Vorliegende Einträge:
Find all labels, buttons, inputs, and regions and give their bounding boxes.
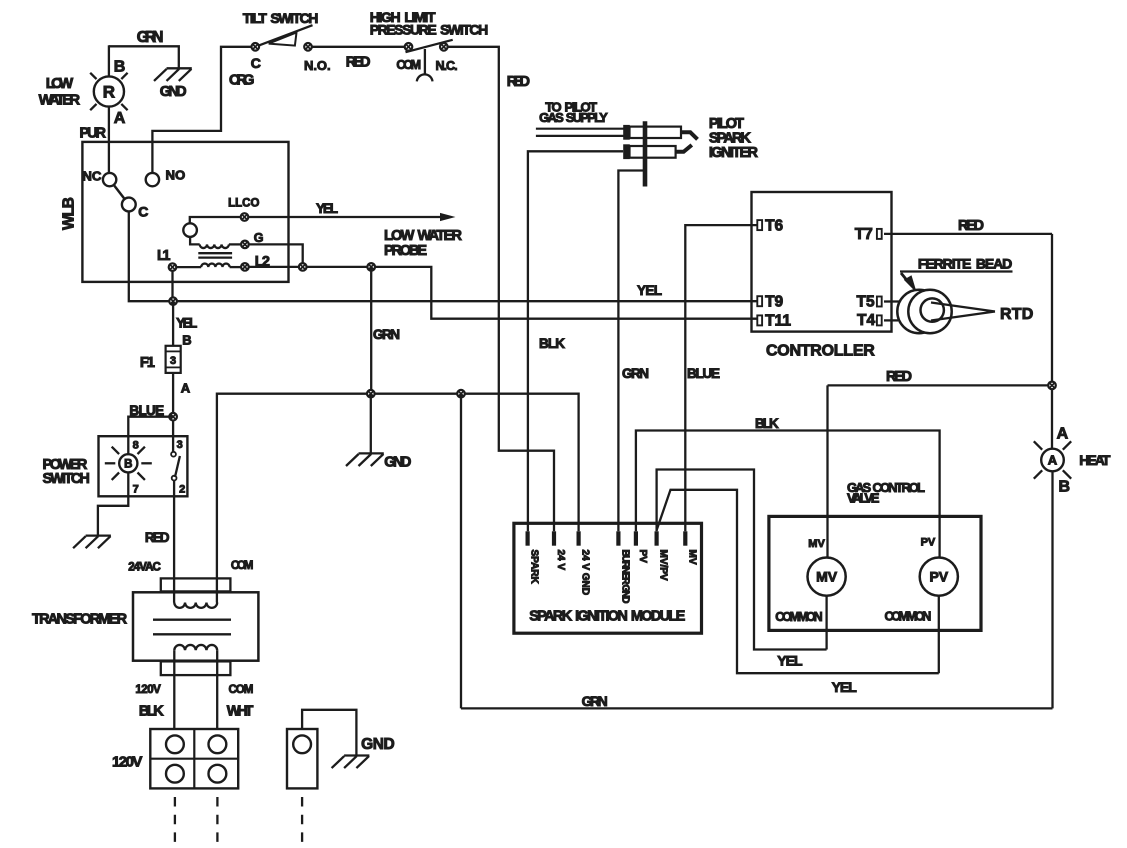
svg-text:B: B: [124, 458, 132, 470]
svg-text:MV/PV: MV/PV: [658, 550, 669, 581]
svg-text:TILT SWITCH: TILT SWITCH: [243, 10, 319, 26]
svg-text:B: B: [182, 332, 191, 347]
svg-text:RED: RED: [886, 369, 912, 385]
svg-text:SPARK: SPARK: [529, 550, 540, 585]
svg-text:120V: 120V: [112, 754, 142, 771]
svg-text:SPARK: SPARK: [709, 131, 752, 147]
svg-text:RTD: RTD: [1000, 306, 1033, 323]
svg-text:24 V: 24 V: [555, 550, 566, 571]
svg-text:NO: NO: [166, 168, 186, 183]
svg-text:BLK: BLK: [539, 336, 565, 351]
svg-text:SPARK IGNITION MODULE: SPARK IGNITION MODULE: [529, 609, 685, 625]
svg-text:GRN: GRN: [373, 327, 400, 342]
svg-text:BURNER GND: BURNER GND: [620, 550, 631, 604]
svg-text:A: A: [1048, 453, 1058, 468]
svg-text:LOW: LOW: [46, 75, 74, 92]
svg-text:GRN: GRN: [582, 693, 608, 709]
svg-text:MV: MV: [686, 550, 697, 565]
svg-text:HEAT: HEAT: [1079, 452, 1111, 468]
svg-text:GND: GND: [160, 84, 187, 100]
svg-text:R: R: [103, 83, 115, 102]
svg-text:BLK: BLK: [139, 704, 164, 720]
svg-text:CONTROLLER: CONTROLLER: [766, 342, 875, 359]
svg-text:7: 7: [133, 484, 139, 496]
svg-text:B: B: [1059, 479, 1071, 496]
svg-text:LOW WATER: LOW WATER: [384, 228, 463, 244]
svg-text:A: A: [114, 110, 126, 127]
svg-text:A: A: [181, 381, 191, 396]
svg-text:COM: COM: [396, 58, 421, 72]
svg-text:FERRITE BEAD: FERRITE BEAD: [918, 256, 1012, 272]
svg-text:BLUE: BLUE: [687, 366, 720, 381]
svg-text:COM: COM: [231, 560, 253, 572]
svg-text:YEL: YEL: [637, 283, 662, 298]
svg-text:SWITCH: SWITCH: [43, 471, 90, 487]
svg-text:MV: MV: [808, 538, 825, 550]
svg-text:NC: NC: [82, 168, 102, 183]
svg-text:T9: T9: [765, 294, 783, 311]
svg-text:PRESSURE SWITCH: PRESSURE SWITCH: [370, 22, 489, 38]
svg-text:COM: COM: [229, 684, 254, 696]
svg-text:PV: PV: [921, 537, 936, 549]
svg-text:COMMON: COMMON: [775, 610, 822, 624]
svg-text:YEL: YEL: [176, 316, 197, 331]
svg-text:MV: MV: [816, 569, 838, 585]
svg-text:BLK: BLK: [755, 416, 779, 431]
svg-text:GAS SUPPLY: GAS SUPPLY: [539, 110, 608, 125]
svg-text:PV: PV: [930, 569, 949, 585]
svg-text:24 V GND: 24 V GND: [580, 550, 591, 596]
svg-text:T6: T6: [765, 217, 783, 234]
svg-text:T5: T5: [857, 294, 875, 311]
svg-text:WLB: WLB: [61, 197, 78, 230]
svg-text:B: B: [114, 58, 126, 75]
svg-text:WHT: WHT: [227, 704, 254, 720]
svg-text:RED: RED: [145, 530, 170, 545]
svg-text:PROBE: PROBE: [384, 243, 427, 259]
svg-text:N.O.: N.O.: [304, 58, 331, 73]
svg-text:LLCO: LLCO: [228, 197, 259, 209]
svg-text:COMMON: COMMON: [885, 609, 932, 623]
svg-text:RED: RED: [346, 54, 371, 70]
svg-text:GND: GND: [384, 455, 411, 471]
svg-text:T7: T7: [855, 226, 873, 243]
svg-text:120V: 120V: [135, 684, 161, 696]
svg-text:GRN: GRN: [622, 366, 649, 381]
svg-text:A: A: [1057, 426, 1069, 443]
svg-text:N.C.: N.C.: [436, 59, 458, 73]
svg-text:3: 3: [177, 439, 183, 451]
svg-text:PILOT: PILOT: [709, 116, 744, 132]
svg-text:G: G: [254, 231, 264, 245]
svg-text:RED: RED: [507, 74, 530, 90]
svg-text:PV: PV: [637, 550, 648, 564]
svg-text:PUR: PUR: [80, 125, 107, 141]
svg-text:F1: F1: [140, 355, 155, 371]
svg-text:VALVE: VALVE: [847, 491, 880, 506]
svg-text:GND: GND: [361, 736, 395, 753]
svg-text:YEL: YEL: [316, 201, 338, 216]
svg-text:24VAC: 24VAC: [128, 562, 161, 574]
svg-text:2: 2: [179, 484, 185, 496]
svg-text:T11: T11: [765, 313, 791, 330]
svg-text:T4: T4: [857, 312, 875, 329]
svg-text:C: C: [251, 55, 261, 71]
svg-text:L1: L1: [157, 248, 171, 264]
svg-text:ORG: ORG: [229, 73, 254, 89]
svg-text:TRANSFORMER: TRANSFORMER: [32, 612, 128, 628]
svg-text:GRN: GRN: [137, 29, 164, 46]
svg-text:8: 8: [133, 439, 139, 451]
svg-text:IGNITER: IGNITER: [709, 145, 759, 161]
svg-text:WATER: WATER: [39, 91, 81, 108]
svg-text:3: 3: [170, 355, 176, 367]
svg-text:YEL: YEL: [777, 653, 803, 669]
svg-text:YEL: YEL: [832, 679, 858, 695]
svg-text:C: C: [138, 204, 148, 220]
svg-text:RED: RED: [958, 218, 984, 234]
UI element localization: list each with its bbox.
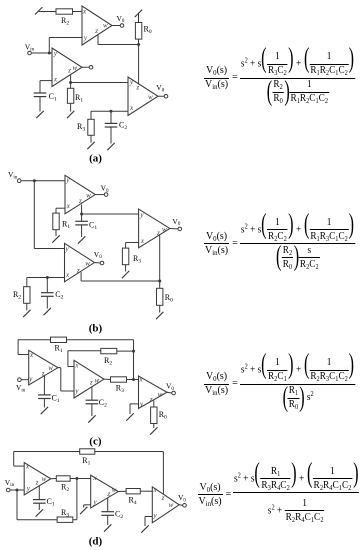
svg-text:w: w [42,475,47,483]
wire U1 w output [82,66,89,68]
wire U1 z down [81,205,83,214]
wire U2 y to ground (d) [84,504,91,506]
wire R0 to node [138,39,140,44]
wire Vin to U1 y (d) [10,489,24,491]
ground below C1 (b) [78,236,85,243]
wire R2 to U2 x [73,11,83,13]
wire node to C2 (b) [46,278,48,293]
resistor R1 of (c) [51,337,67,342]
node U1 z junction [69,81,72,84]
wire U3 z down to node (b) [159,235,161,281]
wire node to C2 [110,111,112,123]
wire C1 to ground (b) [81,225,83,237]
svg-text:R2: R2 [13,290,21,301]
wire U1 w to R2 (d) [51,478,57,480]
resistor R0 [135,23,141,40]
resistor R3 of (c) [111,377,127,382]
wire U3 z to R0 (c) [153,401,155,408]
svg-text:R1: R1 [62,220,70,231]
svg-text:w: w [158,390,163,398]
svg-text:R1: R1 [75,93,83,104]
ground below R1 (b) [52,235,59,242]
wire U2 w output [112,25,120,27]
wire U2 z to C2 (d) [107,498,109,512]
wire U2 z to R0 node (b) [80,272,82,281]
svg-text:z: z [161,494,165,502]
svg-text:(d): (d) [89,536,103,548]
svg-text:z: z [106,490,110,498]
op-amp U3 (right CFOA of d) [152,487,179,523]
svg-text:w: w [48,364,53,372]
wire U2 z to R0 node [97,35,99,45]
wire node to U3 z [138,45,140,85]
ground at U3 y (c) [126,413,133,420]
wire R1 to feedback node column (c) [67,339,134,341]
svg-text:Vin: Vin [16,383,26,393]
svg-text:w: w [148,93,153,101]
resistor R4 of (d) [126,489,140,494]
wire R1 to ground [55,230,57,236]
op-amp U1 (left CFOA of c) [29,350,58,385]
svg-text:z: z [135,84,139,92]
ground at U2 y (d) [80,507,87,514]
svg-text:C2: C2 [119,121,127,132]
wire C2 to ground (b) [46,296,48,308]
terminal U1 w [89,65,93,69]
op-amp U1 (middle CFOA of a) [52,48,82,87]
wire U3 w output (d) [179,504,182,507]
wire node to R0 (b) [159,281,161,288]
wire top-left feedback of (c) [18,339,50,341]
wire C2 to ground (c) [91,404,93,416]
ground below C2 (d) [104,524,111,531]
node R2/R3 junction (d) [75,477,78,480]
svg-text:R3: R3 [61,508,69,519]
resistor R2 of (c) [101,348,117,353]
wire U3 w output [158,95,164,97]
ground below C1 (d) [36,509,43,516]
ground at U3 y (d) [141,525,148,532]
wire C1 to ground (c) [43,399,45,408]
svg-text:C1: C1 [47,497,55,508]
wire U1 w output [95,194,104,196]
op-amp U3 (right CFOA of a) [128,77,158,116]
ground below R3 [87,142,94,149]
wire R0 to ground (b) [159,305,161,312]
wire R2 to U2 x (d) [70,478,91,480]
resistor R2 of (d) [56,476,70,481]
svg-text:V0: V0 [94,250,102,260]
terminal Vo of U2 (b) [100,261,104,265]
wire Vin to U1 y [21,180,65,182]
ground below R1 [67,111,74,118]
resistor R3 of (d) [57,517,73,522]
svg-text:R2: R2 [104,356,112,367]
resistor R1 of (d) [80,449,95,454]
svg-text:C2: C2 [115,510,123,521]
svg-text:w: w [86,191,91,199]
node C2 junction [110,110,113,113]
svg-text:V0: V0 [172,217,180,227]
wire Vin node down to R3 (d) [16,490,18,520]
terminal Vo of U3 [164,94,168,98]
svg-text:(b): (b) [89,323,103,335]
op-amp U3 (right CFOA of c) [139,376,168,409]
resistor R2 [56,9,73,14]
wire R3 to node (c) [127,379,139,381]
node C2 junction (b) [46,276,49,279]
terminal Vo of U3 (b) [178,227,182,231]
ground below C1 [36,111,43,118]
capacitor C2 of (c) [86,399,99,401]
svg-text:w: w [162,225,167,233]
op-amp U2 (bottom CFOA of b) [65,243,95,281]
wire R3 to ground (b) [125,265,127,272]
wire U1 w to U2 y (c) [58,367,61,369]
svg-text:z: z [149,396,153,404]
terminal Vo of U1 (b) [104,193,108,197]
wire Vin node down to U2 y (b) [33,181,35,249]
svg-text:R3: R3 [77,122,85,133]
input terminal Vin of (c) [18,378,22,382]
wire U2 w to R4 (d) [118,490,126,492]
wire U1 z down [70,75,72,83]
ground below R0 (b) [156,312,163,319]
wire R3 to R2 node (d) [73,519,77,521]
svg-text:C1: C1 [89,221,97,232]
wire Vin to node [32,52,52,54]
svg-text:(c): (c) [89,436,102,448]
op-amp U2 (top CFOA of a) [82,6,112,45]
wire z node to U3 y (b) [82,213,139,215]
svg-text:C1: C1 [49,92,57,103]
wire U3 y to ground (d) [145,516,152,518]
svg-text:R0: R0 [159,410,167,421]
node R0 junction (b) [158,280,161,283]
wire R1 to ground [70,103,72,111]
wire Vin node up to U2 y [48,38,50,54]
wire C2 to ground (d) [107,515,109,525]
svg-text:w: w [72,64,77,72]
ground below R3 (b) [122,271,129,278]
wire R2 to ground (b) [26,303,28,310]
wire C1 to ground [39,97,41,112]
svg-text:z: z [67,67,71,75]
resistor R0 of (c) [151,407,157,424]
svg-text:z: z [78,197,82,205]
wire U3 x to R3 [91,110,128,112]
svg-text:w: w [103,22,108,30]
wire R1 to U3 z column (d) [95,451,164,453]
capacitor C2 [105,122,118,124]
svg-text:V0: V0 [101,184,109,194]
node R3 junction (c) [132,378,135,381]
svg-text:z: z [76,266,80,274]
terminal Vo of U2 [120,24,124,28]
resistor R1 of (b) [53,213,59,230]
node Vin junction [48,52,51,55]
op-amp U2 (middle CFOA of c) [74,360,104,398]
wire node to R1 [70,83,72,89]
wire node to C1 (b) [81,214,83,221]
wire U3 w output (c) [167,391,172,394]
svg-text:z: z [89,379,93,387]
svg-text:V0: V0 [178,493,186,503]
svg-text:(a): (a) [89,153,102,165]
svg-text:w: w [169,501,174,509]
svg-text:w: w [85,259,90,267]
wire U1 z to C1 (c) [43,375,45,395]
op-amp U1 (left CFOA of d) [24,463,51,496]
wire ground to R0 [138,13,140,22]
wire z node to U3 y [71,82,128,84]
wire U1 z to C1 (d) [38,486,40,500]
wire U2 x up to R2 (c) [68,366,74,368]
wire U1 x to R1 [56,207,65,209]
svg-text:R3: R3 [116,384,124,395]
svg-text:Vin: Vin [5,478,15,488]
capacitor C2 of (b) [41,292,54,294]
svg-text:V0: V0 [117,14,125,24]
capacitor C1 of (d) [33,499,46,501]
capacitor C1 [34,92,47,94]
node R2 junction (c) [132,350,135,353]
wire U1 x to C1 [40,80,52,82]
wire C2 to ground [110,127,112,144]
node Vin junction (d) [16,489,19,492]
wire R3 to ground [90,135,92,142]
wire U2 z to C2 (c) [91,387,93,400]
svg-text:V0: V0 [166,382,174,392]
op-amp U3 (right CFOA of b) [139,209,170,248]
capacitor C1 of (c) [38,394,51,396]
node Vin junction of (b) [33,179,36,182]
resistor R3 of (b) [122,248,128,265]
svg-text:C2: C2 [99,398,107,409]
wire U3 w output (b) [170,227,178,229]
wire Vin to U1 y (c) [22,379,29,381]
capacitor C1 of (b) [75,220,88,222]
wire C1 to ground (d) [38,503,40,510]
capacitor C2 of (d) [101,511,114,513]
wire U2 w output (b) [95,262,101,264]
resistor R1 [67,88,73,103]
ground below C2 (c) [88,415,95,422]
wire U2 x to R2/C2 (b) [27,277,65,279]
wire U3 y to ground (c) [130,403,139,405]
wire ground to R2 [39,11,56,13]
svg-text:R2: R2 [61,482,69,493]
svg-text:R1: R1 [55,344,63,355]
op-amp U1 (top CFOA of b) [65,175,95,214]
ground below C2 [107,143,114,150]
ground top-left of (a) [35,7,42,14]
terminal Vo of U3 (d) [183,504,187,508]
svg-text:z: z [94,27,98,35]
op-amp U2 (middle CFOA of d) [91,475,119,508]
svg-text:R3: R3 [133,254,141,265]
wire U2 w to R3 (c) [104,378,111,380]
wire U3 x to R3 (b) [126,242,139,244]
ground below C1 (c) [41,407,48,414]
ground above R0 [135,10,142,17]
svg-text:w: w [94,376,99,384]
ground below C2 (b) [44,308,51,315]
svg-text:w: w [112,486,117,494]
svg-text:z: z [35,479,39,487]
svg-text:R2: R2 [61,16,69,27]
wire R2 to node (c) [117,350,134,352]
svg-text:R0: R0 [144,25,152,36]
svg-text:R0: R0 [165,293,173,304]
svg-text:R1: R1 [82,456,90,467]
wire top feedback of (d) [14,451,80,453]
resistor R2 of (b) [24,287,30,304]
resistor R0 of (b) [157,288,163,305]
node R0/z junction [137,43,140,46]
svg-text:V0: V0 [156,83,164,93]
ground below R2 (b) [23,310,30,317]
wire R4 to U3 x (d) [140,490,152,492]
resistor R3 [88,119,94,135]
svg-text:Vin: Vin [8,170,18,180]
svg-text:R4: R4 [129,496,137,507]
node U1 z junction (b) [80,213,83,216]
terminal Vo of U3 (c) [172,391,176,395]
ground below R0 (c) [150,427,157,434]
svg-text:C2: C2 [55,290,63,301]
svg-text:C1: C1 [52,393,60,404]
wire R0 to ground (c) [153,424,155,429]
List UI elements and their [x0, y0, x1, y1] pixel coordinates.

Aufgabenziel: Gib nur die Zeilen ab der Zeile mit "svg-text:w: w [42,475,47,483]" bis einschließlich der Zeile mit "svg-text:C2: C2 [119,121,127,132]" noch einmal aus. Tausche darin "ground" gegen "earth" und lass alles andere unverändert.

Richtige Antwort:
svg-text:w: w [42,475,47,483]
wire U1 w output [82,66,89,68]
wire U1 z down [81,205,83,214]
wire U2 y to earth (d) [84,504,91,506]
wire R0 to node [138,39,140,44]
wire Vin to U1 y (d) [10,489,24,491]
earth below C1 (b) [78,236,85,243]
wire R2 to U2 x [73,11,83,13]
wire node to C2 (b) [46,278,48,293]
resistor R1 of (c) [51,337,67,342]
node U1 z junction [69,81,72,84]
wire U3 z down to node (b) [159,235,161,281]
wire node to C2 [110,111,112,123]
wire C1 to earth (b) [81,225,83,237]
svg-text:R2: R2 [13,290,21,301]
wire U1 w to R2 (d) [51,478,57,480]
resistor R0 [135,23,141,40]
resistor R3 of (c) [111,377,127,382]
wire U3 z to R0 (c) [153,401,155,408]
svg-text:R1: R1 [62,220,70,231]
svg-text:w: w [158,390,163,398]
svg-text:R1: R1 [75,93,83,104]
earth below R1 (b) [52,235,59,242]
wire U2 w output [112,25,120,27]
wire U2 z to C2 (d) [107,498,109,512]
wire U2 z to R0 node (b) [80,272,82,281]
svg-text:z: z [161,494,165,502]
svg-text:(d): (d) [89,536,103,548]
svg-text:z: z [106,490,110,498]
op-amp U3 (right CFOA of d) [152,487,179,523]
svg-text:w: w [48,364,53,372]
wire U2 z to R0 node [97,35,99,45]
wire node to U3 z [138,45,140,85]
earth at U3 y (c) [126,413,133,420]
wire R1 to feedback node column (c) [67,339,134,341]
svg-text:Vin: Vin [16,383,26,393]
svg-text:w: w [148,93,153,101]
resistor R4 of (d) [126,489,140,494]
wire R1 to earth [55,230,57,236]
op-amp U1 (left CFOA of c) [29,350,58,385]
svg-text:z: z [135,84,139,92]
earth at U2 y (d) [80,507,87,514]
svg-text:C2: C2 [119,121,127,132]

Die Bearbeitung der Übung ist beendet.